Extracted data entries

-=-=-=-=-

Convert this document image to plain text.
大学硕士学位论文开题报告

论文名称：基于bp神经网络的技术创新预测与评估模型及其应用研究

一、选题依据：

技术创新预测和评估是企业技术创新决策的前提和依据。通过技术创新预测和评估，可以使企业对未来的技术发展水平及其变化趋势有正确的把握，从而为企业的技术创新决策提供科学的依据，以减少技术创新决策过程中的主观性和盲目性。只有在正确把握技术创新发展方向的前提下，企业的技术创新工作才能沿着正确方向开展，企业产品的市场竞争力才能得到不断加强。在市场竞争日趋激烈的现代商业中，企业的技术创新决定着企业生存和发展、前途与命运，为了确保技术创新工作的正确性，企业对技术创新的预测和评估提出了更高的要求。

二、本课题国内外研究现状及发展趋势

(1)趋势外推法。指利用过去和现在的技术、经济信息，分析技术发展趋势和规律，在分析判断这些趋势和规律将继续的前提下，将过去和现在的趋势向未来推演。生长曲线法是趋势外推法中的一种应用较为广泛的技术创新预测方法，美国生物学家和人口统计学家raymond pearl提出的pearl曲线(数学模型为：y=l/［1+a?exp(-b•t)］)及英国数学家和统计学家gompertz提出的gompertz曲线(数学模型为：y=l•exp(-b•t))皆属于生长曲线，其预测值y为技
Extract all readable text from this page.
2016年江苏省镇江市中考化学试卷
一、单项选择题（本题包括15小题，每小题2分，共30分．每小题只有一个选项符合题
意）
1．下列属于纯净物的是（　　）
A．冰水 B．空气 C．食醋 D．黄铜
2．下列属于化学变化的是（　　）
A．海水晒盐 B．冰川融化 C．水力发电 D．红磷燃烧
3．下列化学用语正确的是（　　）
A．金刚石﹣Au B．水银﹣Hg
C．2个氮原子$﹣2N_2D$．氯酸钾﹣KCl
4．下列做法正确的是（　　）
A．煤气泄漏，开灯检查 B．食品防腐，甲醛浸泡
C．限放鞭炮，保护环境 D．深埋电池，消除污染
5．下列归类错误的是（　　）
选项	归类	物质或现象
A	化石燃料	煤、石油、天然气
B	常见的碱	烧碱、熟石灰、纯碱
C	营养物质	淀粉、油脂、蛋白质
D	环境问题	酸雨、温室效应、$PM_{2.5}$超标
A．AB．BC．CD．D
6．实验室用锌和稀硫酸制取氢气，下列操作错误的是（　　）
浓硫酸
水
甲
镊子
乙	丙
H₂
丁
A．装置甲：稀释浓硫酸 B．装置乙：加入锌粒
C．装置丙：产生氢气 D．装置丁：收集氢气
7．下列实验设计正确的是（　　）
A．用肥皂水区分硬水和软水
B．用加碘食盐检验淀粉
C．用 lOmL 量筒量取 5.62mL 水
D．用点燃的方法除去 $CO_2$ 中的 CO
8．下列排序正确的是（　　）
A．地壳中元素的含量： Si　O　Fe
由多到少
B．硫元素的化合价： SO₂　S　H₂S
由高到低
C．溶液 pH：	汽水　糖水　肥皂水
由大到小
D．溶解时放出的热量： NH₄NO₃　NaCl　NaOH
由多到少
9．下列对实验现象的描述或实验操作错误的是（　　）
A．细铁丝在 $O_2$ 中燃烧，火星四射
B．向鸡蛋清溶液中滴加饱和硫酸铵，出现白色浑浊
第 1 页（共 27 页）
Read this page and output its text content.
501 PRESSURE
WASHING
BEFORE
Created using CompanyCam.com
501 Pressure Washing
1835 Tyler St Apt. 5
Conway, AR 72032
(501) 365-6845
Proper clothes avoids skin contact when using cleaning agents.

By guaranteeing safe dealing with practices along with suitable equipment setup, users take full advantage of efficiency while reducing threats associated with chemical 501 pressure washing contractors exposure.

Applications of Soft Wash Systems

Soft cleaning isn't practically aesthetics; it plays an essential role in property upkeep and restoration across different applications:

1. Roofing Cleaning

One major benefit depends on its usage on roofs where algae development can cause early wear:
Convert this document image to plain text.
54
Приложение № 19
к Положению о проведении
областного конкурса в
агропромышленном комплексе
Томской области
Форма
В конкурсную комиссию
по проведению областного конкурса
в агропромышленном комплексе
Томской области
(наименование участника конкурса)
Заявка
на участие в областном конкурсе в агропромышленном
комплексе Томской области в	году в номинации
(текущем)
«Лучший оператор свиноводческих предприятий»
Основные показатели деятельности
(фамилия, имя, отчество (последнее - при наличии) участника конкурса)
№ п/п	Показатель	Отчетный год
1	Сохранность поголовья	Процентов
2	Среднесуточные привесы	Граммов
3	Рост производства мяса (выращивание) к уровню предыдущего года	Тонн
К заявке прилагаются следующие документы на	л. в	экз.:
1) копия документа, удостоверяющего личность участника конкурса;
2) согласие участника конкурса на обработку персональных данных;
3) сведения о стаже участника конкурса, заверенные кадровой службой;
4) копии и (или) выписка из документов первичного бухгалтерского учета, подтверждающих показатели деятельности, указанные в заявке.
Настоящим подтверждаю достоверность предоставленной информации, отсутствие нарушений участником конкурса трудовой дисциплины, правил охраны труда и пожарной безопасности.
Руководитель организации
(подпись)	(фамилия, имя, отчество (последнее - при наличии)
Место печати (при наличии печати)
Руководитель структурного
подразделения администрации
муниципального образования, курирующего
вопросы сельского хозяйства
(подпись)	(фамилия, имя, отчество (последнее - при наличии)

-=-=-=-=-

**Problem description**
Show every line where the string "показатели" appears.

**Written response**
Основные показатели деятельности
4) копии и (или) выписка из документов первичного бухгалтерского учета, подтверждающих показатели деятельности, указанные в заявке.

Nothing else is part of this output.